Stored data:
%%

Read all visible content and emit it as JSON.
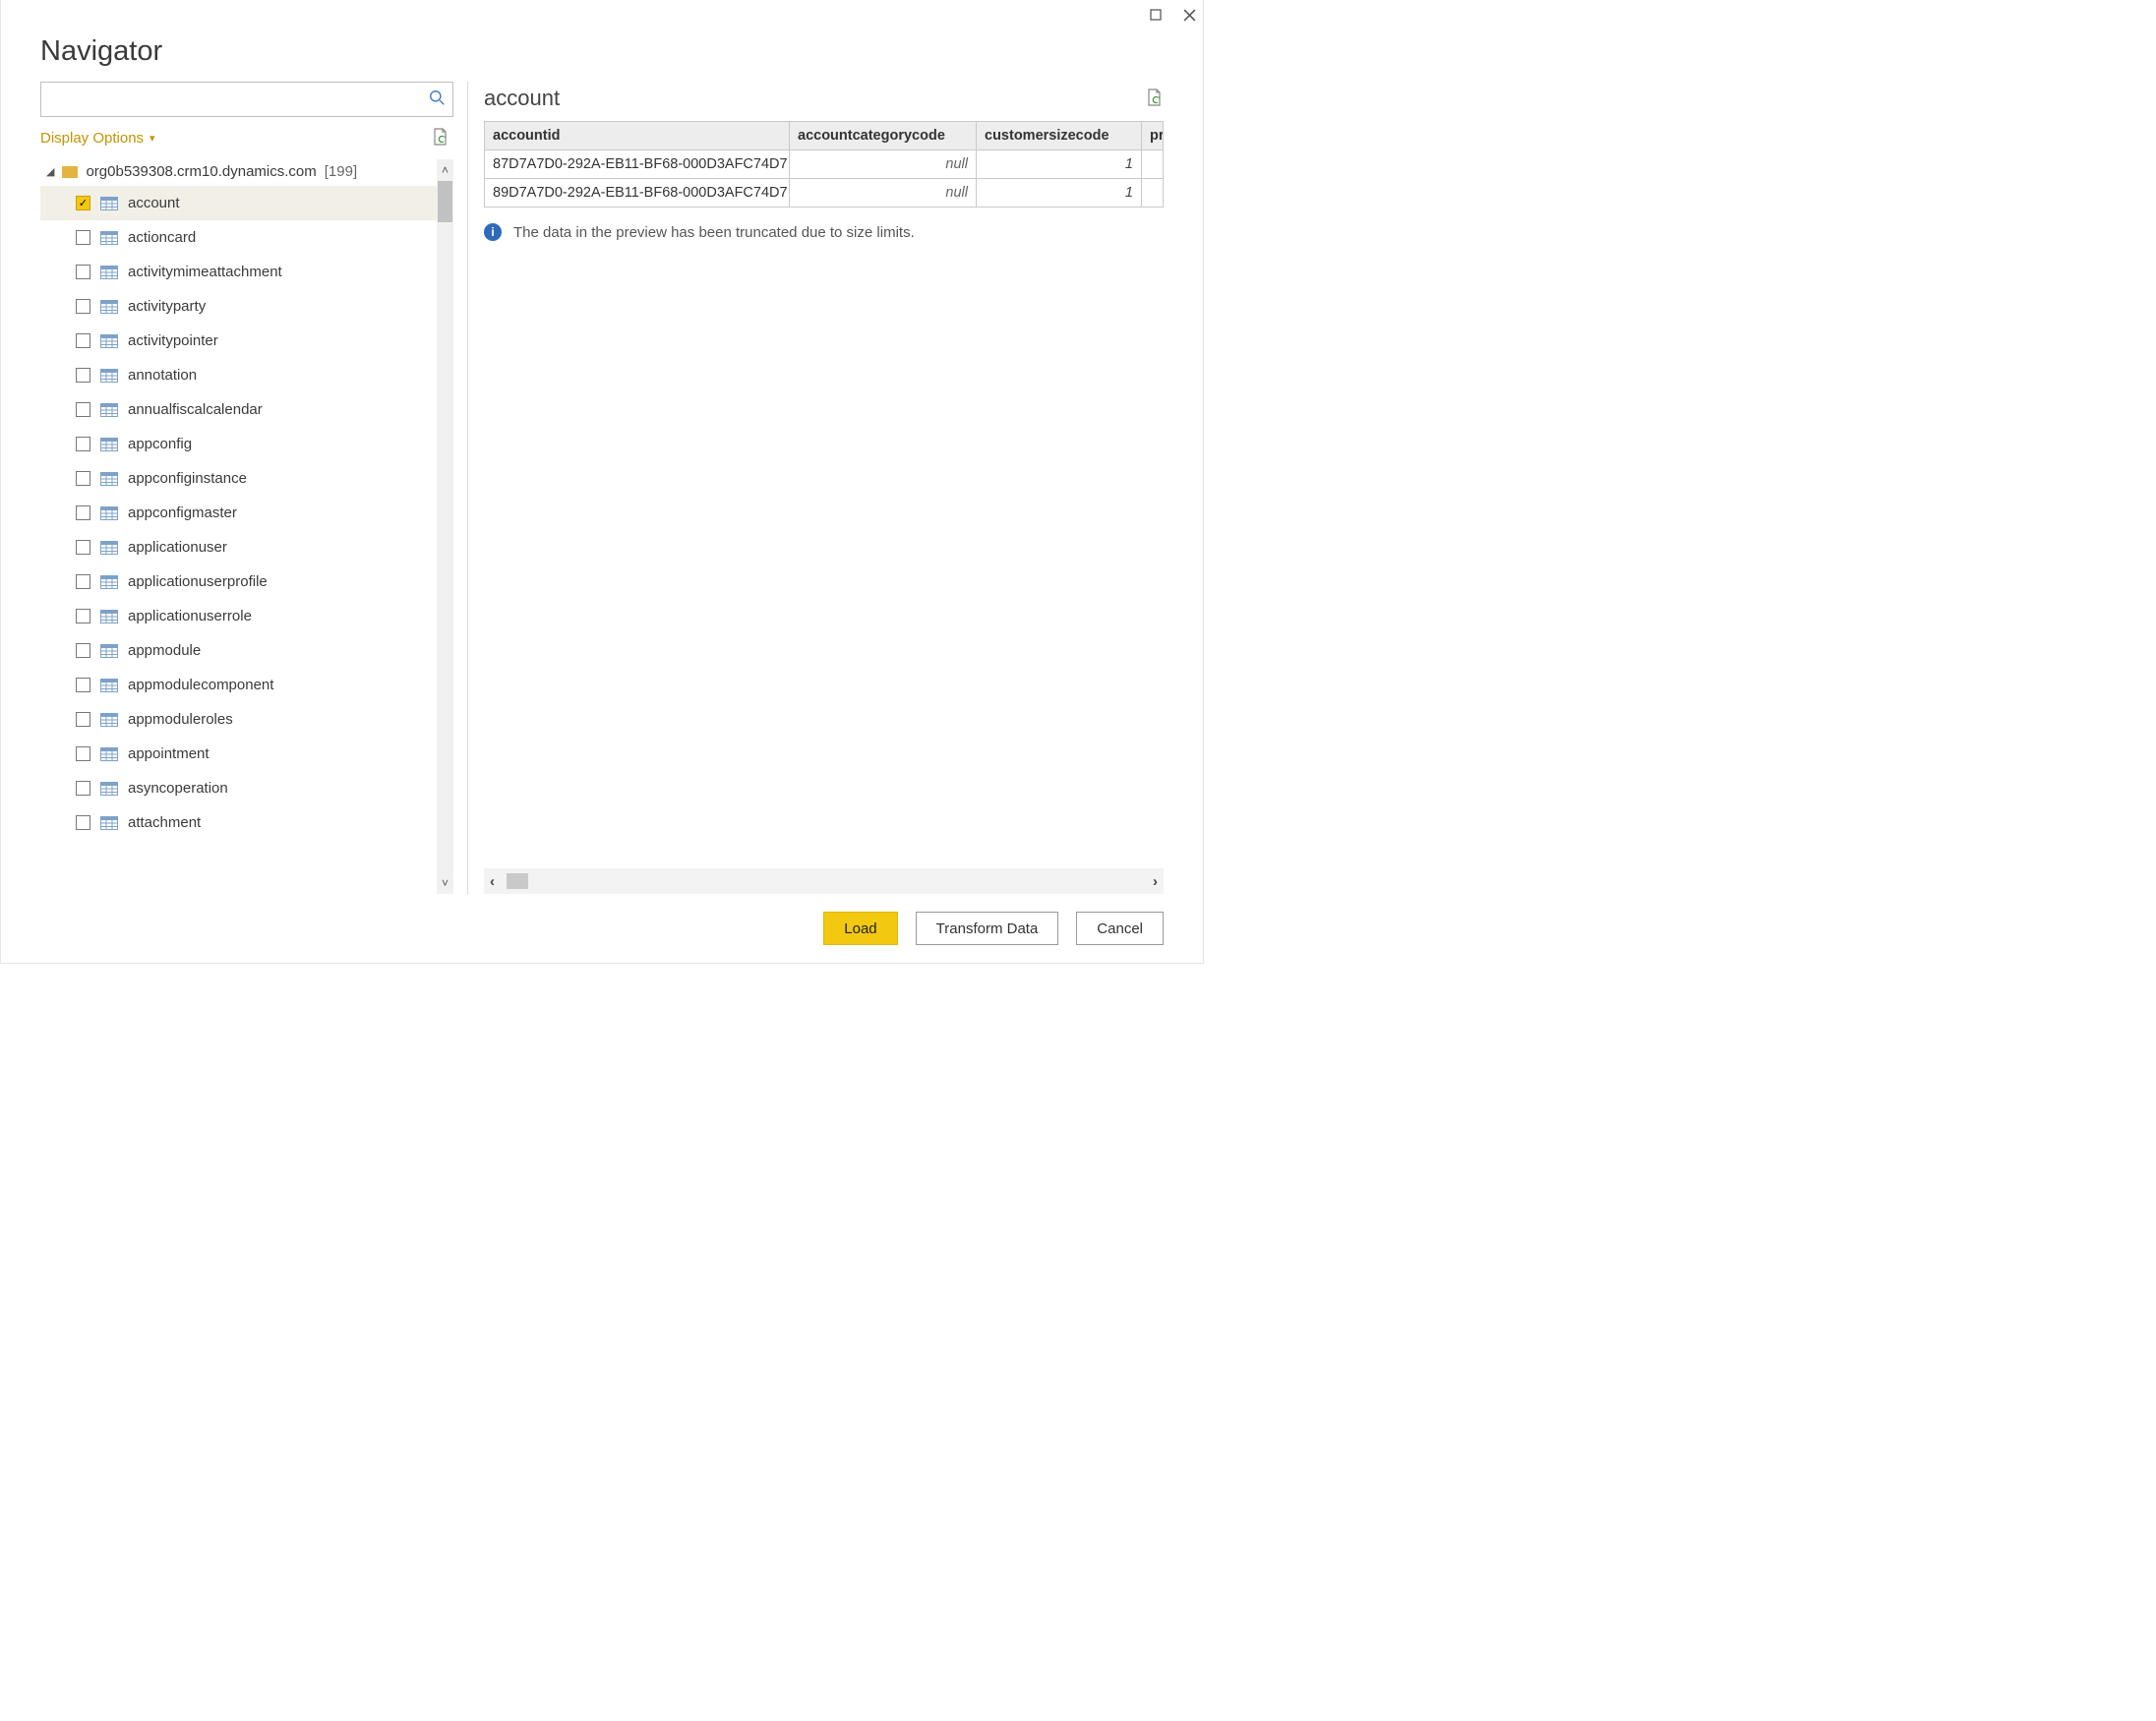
{
  "window": {
    "title": "Navigator"
  },
  "search": {
    "value": "",
    "placeholder": ""
  },
  "displayOptions": {
    "label": "Display Options"
  },
  "tree": {
    "root": {
      "label": "org0b539308.crm10.dynamics.com",
      "count": "[199]",
      "expanded": true
    },
    "items": [
      {
        "label": "account",
        "checked": true,
        "selected": true
      },
      {
        "label": "actioncard",
        "checked": false
      },
      {
        "label": "activitymimeattachment",
        "checked": false
      },
      {
        "label": "activityparty",
        "checked": false
      },
      {
        "label": "activitypointer",
        "checked": false
      },
      {
        "label": "annotation",
        "checked": false
      },
      {
        "label": "annualfiscalcalendar",
        "checked": false
      },
      {
        "label": "appconfig",
        "checked": false
      },
      {
        "label": "appconfiginstance",
        "checked": false
      },
      {
        "label": "appconfigmaster",
        "checked": false
      },
      {
        "label": "applicationuser",
        "checked": false
      },
      {
        "label": "applicationuserprofile",
        "checked": false
      },
      {
        "label": "applicationuserrole",
        "checked": false
      },
      {
        "label": "appmodule",
        "checked": false
      },
      {
        "label": "appmodulecomponent",
        "checked": false
      },
      {
        "label": "appmoduleroles",
        "checked": false
      },
      {
        "label": "appointment",
        "checked": false
      },
      {
        "label": "asyncoperation",
        "checked": false
      },
      {
        "label": "attachment",
        "checked": false
      }
    ]
  },
  "preview": {
    "title": "account",
    "columns": [
      "accountid",
      "accountcategorycode",
      "customersizecode",
      "pr"
    ],
    "rows": [
      {
        "accountid": "87D7A7D0-292A-EB11-BF68-000D3AFC74D7",
        "accountcategorycode": "null",
        "customersizecode": "1"
      },
      {
        "accountid": "89D7A7D0-292A-EB11-BF68-000D3AFC74D7",
        "accountcategorycode": "null",
        "customersizecode": "1"
      }
    ],
    "infoMessage": "The data in the preview has been truncated due to size limits."
  },
  "footer": {
    "load": "Load",
    "transform": "Transform Data",
    "cancel": "Cancel"
  }
}
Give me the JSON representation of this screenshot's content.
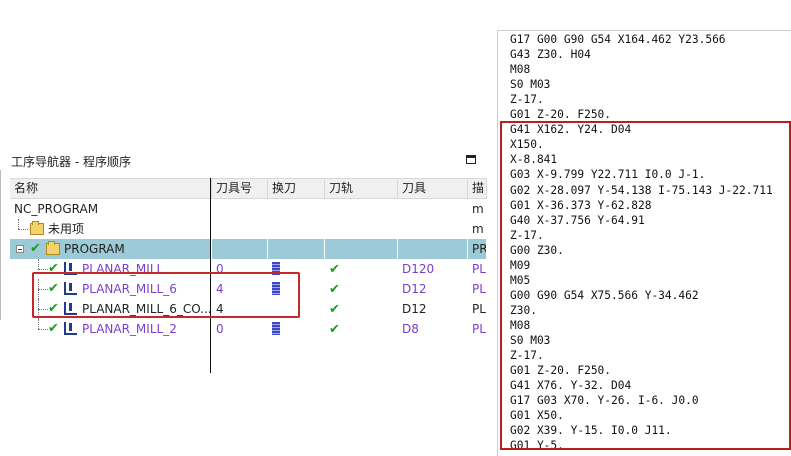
{
  "navigator": {
    "title": "工序导航器 - 程序顺序",
    "columns": [
      "名称",
      "刀具号",
      "换刀",
      "刀轨",
      "刀具",
      "描"
    ],
    "rows": [
      {
        "name": "NC_PROGRAM",
        "toolno": "",
        "toolchange": false,
        "path": false,
        "tool": "",
        "desc": "m"
      },
      {
        "name": "未用项",
        "toolno": "",
        "toolchange": false,
        "path": false,
        "tool": "",
        "desc": "m"
      },
      {
        "name": "PROGRAM",
        "toolno": "",
        "toolchange": false,
        "path": false,
        "tool": "",
        "desc": "PR"
      },
      {
        "name": "PLANAR_MILL",
        "toolno": "0",
        "toolchange": true,
        "path": true,
        "tool": "D120",
        "desc": "PL"
      },
      {
        "name": "PLANAR_MILL_6",
        "toolno": "4",
        "toolchange": true,
        "path": true,
        "tool": "D12",
        "desc": "PL"
      },
      {
        "name": "PLANAR_MILL_6_CO...",
        "toolno": "4",
        "toolchange": false,
        "path": true,
        "tool": "D12",
        "desc": "PL"
      },
      {
        "name": "PLANAR_MILL_2",
        "toolno": "0",
        "toolchange": true,
        "path": true,
        "tool": "D8",
        "desc": "PL"
      }
    ]
  },
  "nc_code": [
    "G17 G00 G90 G54 X164.462 Y23.566",
    "G43 Z30. H04",
    "M08",
    "S0 M03",
    "Z-17.",
    "G01 Z-20. F250.",
    "G41 X162. Y24. D04",
    "X150.",
    "X-8.841",
    "G03 X-9.799 Y22.711 I0.0 J-1.",
    "G02 X-28.097 Y-54.138 I-75.143 J-22.711",
    "G01 X-36.373 Y-62.828",
    "G40 X-37.756 Y-64.91",
    "Z-17.",
    "G00 Z30.",
    "M09",
    "M05",
    "G00 G90 G54 X75.566 Y-34.462",
    "Z30.",
    "M08",
    "S0 M03",
    "Z-17.",
    "G01 Z-20. F250.",
    "G41 X76. Y-32. D04",
    "G17 G03 X70. Y-26. I-6. J0.0",
    "G01 X50.",
    "G02 X39. Y-15. I0.0 J11.",
    "G01 Y-5."
  ],
  "colors": {
    "highlight": "#9ccbd7",
    "annotation": "#c42828",
    "op_text": "#7a3fd0",
    "check": "#19a019"
  }
}
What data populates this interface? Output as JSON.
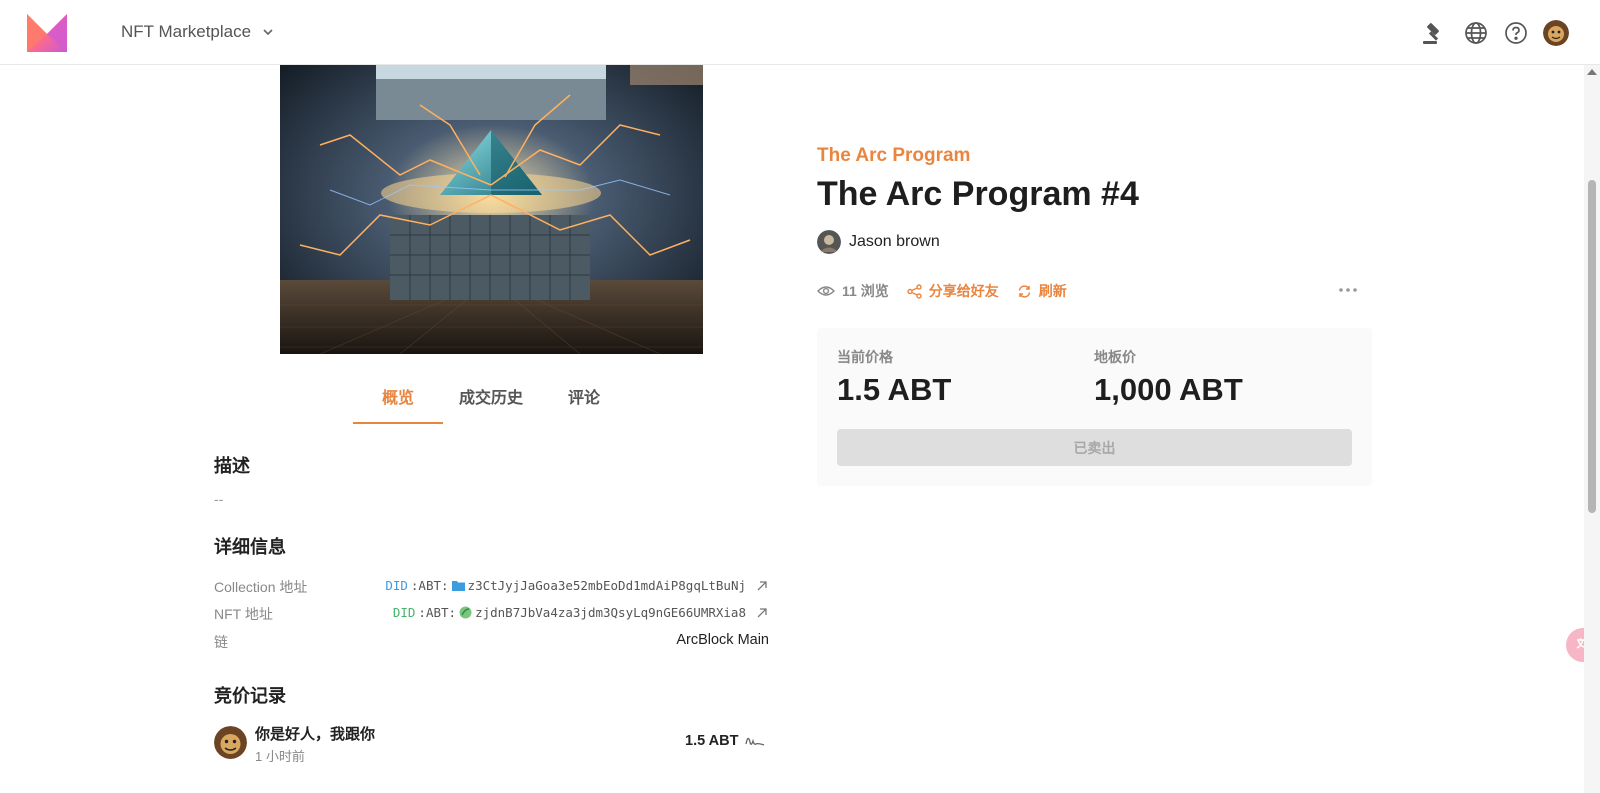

%%

GIVEN TASK - Copy out each line that contains the word "JSON".

WRITTEN SOLUTION -
Read all visible content and emit it as JSON.
Give me the JSON representation of this screenshot's content.
What data populates this interface? Output as JSON.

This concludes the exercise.